▶ **Source document**
Eisner vs. Macomber 252 U.S. 189 pg 205 (1920), The Sixteenth Amendment must be construed in connection with the taxing clauses of the original Constitution and the effect attributed to them before the Amendment was adopted. In Pollock v. Farmers' Loan and Trust it was held that taxes upon rents and profits of real estate and upon returns from investments of personal property were in effect direct taxes upon the property from which the income arose, imposed by reason of ownership; and that Congress could not impose such taxes without apportioning them among the states according to population, as required by Art 1 Sect. 2 Cl. 3 and Sect. 9 Cl. 4 of the original Constitution.
The Supreme Court has ruled that the 16th Amendment is valid, but, did not grant any new powers of taxation! Congressional Reports and Record backs up this ruling.
Stanton vs. Baltic Mining Co. 240 U.S. 103, at 112 (1916) "By the previous ruling, it was settled that the Sixteenth Amendment conferred no new power of taxation, but simply prohibited the previous complete and plenary power of income taxation, possessed by Congress, from the beginning, from being taken out of the category of indirect taxation, to which it inherently belonged..."
Peck & Co. v. Lowe 247 U.S. 165, 172 (1918) "The Sixteenth Amendment . . . does not extend the taxing power to new or excepted subjects . . .
In the above Stanton case, the Supreme Court ruled that the 16th Amendment was implemented to PREVENT the taking of the income tax from out of the class of excises, duties and imposts, and placing it in the class of direct taxes. If this is not true, then when and how did it change?
Eisner vs. Macomber 252 U.S. 189 pg 205 (1920) "The Sixteenth Amendment must be construed in connection with the taxing clauses of the original Constitution and the effect attributed to them before the Amendment was adopted."
Since income taxes are not presently apportioned, they obviously fall into the indirect category, which they have always been in.
16 Am Jur 2d - Constitutional Law- Sect 219. "In construing statutes with relation to constitutional provisions, the courts take into consideration the principle that every statute is to be read in the light of the Constitution."
Therefore, if the IRS's interpretation of a statute appears to violate the constitution, it is probably being misinterpreted. The statutes are valid as written. The IRS and the courts claim that the statutes do not mean what they plainly say either, because they are based on the Constitution.

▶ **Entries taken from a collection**
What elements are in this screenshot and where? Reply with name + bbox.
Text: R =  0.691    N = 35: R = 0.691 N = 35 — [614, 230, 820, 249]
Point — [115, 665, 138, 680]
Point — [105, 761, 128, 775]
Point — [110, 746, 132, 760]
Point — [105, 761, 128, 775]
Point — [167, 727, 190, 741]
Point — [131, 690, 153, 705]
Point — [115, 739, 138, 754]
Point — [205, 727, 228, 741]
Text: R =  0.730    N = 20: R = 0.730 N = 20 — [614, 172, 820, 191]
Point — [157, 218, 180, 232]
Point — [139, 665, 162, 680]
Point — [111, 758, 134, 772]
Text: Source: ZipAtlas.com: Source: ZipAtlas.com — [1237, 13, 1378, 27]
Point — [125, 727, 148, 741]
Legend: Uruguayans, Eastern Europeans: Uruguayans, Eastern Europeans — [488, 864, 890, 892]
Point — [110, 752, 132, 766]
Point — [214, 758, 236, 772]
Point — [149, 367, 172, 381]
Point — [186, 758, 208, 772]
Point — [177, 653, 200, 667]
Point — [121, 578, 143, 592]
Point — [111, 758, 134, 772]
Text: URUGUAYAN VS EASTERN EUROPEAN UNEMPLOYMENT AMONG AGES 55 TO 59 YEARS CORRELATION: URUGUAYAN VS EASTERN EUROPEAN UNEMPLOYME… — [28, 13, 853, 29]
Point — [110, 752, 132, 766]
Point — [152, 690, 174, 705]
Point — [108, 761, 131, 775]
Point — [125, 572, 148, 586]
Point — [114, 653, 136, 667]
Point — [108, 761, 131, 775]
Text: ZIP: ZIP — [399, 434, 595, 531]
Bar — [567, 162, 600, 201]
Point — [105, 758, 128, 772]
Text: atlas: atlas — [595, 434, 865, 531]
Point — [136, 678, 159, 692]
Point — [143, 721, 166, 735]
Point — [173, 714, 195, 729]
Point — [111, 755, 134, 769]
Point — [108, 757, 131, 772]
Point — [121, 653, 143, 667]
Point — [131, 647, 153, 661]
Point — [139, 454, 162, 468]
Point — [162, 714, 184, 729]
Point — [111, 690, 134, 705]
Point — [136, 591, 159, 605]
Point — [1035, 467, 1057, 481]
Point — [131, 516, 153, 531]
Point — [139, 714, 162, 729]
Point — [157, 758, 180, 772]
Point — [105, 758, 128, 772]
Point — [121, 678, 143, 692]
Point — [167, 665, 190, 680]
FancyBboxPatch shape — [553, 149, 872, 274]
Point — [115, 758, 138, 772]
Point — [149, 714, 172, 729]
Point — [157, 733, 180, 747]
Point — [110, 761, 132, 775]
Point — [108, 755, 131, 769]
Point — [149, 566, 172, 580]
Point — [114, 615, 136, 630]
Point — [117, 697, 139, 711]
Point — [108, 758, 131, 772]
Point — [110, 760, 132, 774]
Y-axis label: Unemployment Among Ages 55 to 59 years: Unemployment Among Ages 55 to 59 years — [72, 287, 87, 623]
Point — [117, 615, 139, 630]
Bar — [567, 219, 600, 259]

▶ **Short problem A**
According to the text on the Sixteenth Amendment, in which case was it held that taxes on rents and profits of real estate were in effect direct taxes on the property?
▶ **Short problem B**
Write the next part of the text on the Sixteenth Amendment and income taxation, picking up after its final sentence.

▶ **Task output A**
Pollock v. Farmers' Loan and Trust

▶ **Task output B**
The 16th amendment did NOT change the Constitutional requirement that a direct tax must be apportioned. It did not change the income tax from a direct tax to an indirect tax. It just reemphasized the fact that the income tax was always an indirect tax, based on a taxable (privileged) activity, and therefore could be collected without apportionment, from whatever taxable source derived. It is, and always was, an indirect tax, applied only to a taxed licensed activity or privilege. In a 'free' republic, the IRS is bound by the constitution, from which its powers are derived. Emphasis on the word 'free'.
Is the IRS violating this Constitutional mandate and taxing your property income (labor) with an indirect tax as a privilege? You bet they are! Can you get them to stop? Yes, if you can get the courts to uphold the Constitution and your inalienable rights. The federal courts claim that relying on the Constitution, Supreme Court decisions, or your inalienable rights are just frivolous arguments. Is this true? Are we just slaves of the government now?
(5) THE U.S. SUPREME COURT has ruled that the income tax is an indirect excise tax, imposed on a privileged (licensed) activity.
Brushaber v. Union Pacific Railroad Co. 240 U.S. 1, 16- 17. (1916) "The conclusion reached in the Pollock case . . . recognized the fact that taxation on income was, in its nature, an excise, entitled to be enforced as such." also See Pollock v. Farmer's Loan & Trust Co. 158 US 601 at 637. (1895)
What is an excise tax?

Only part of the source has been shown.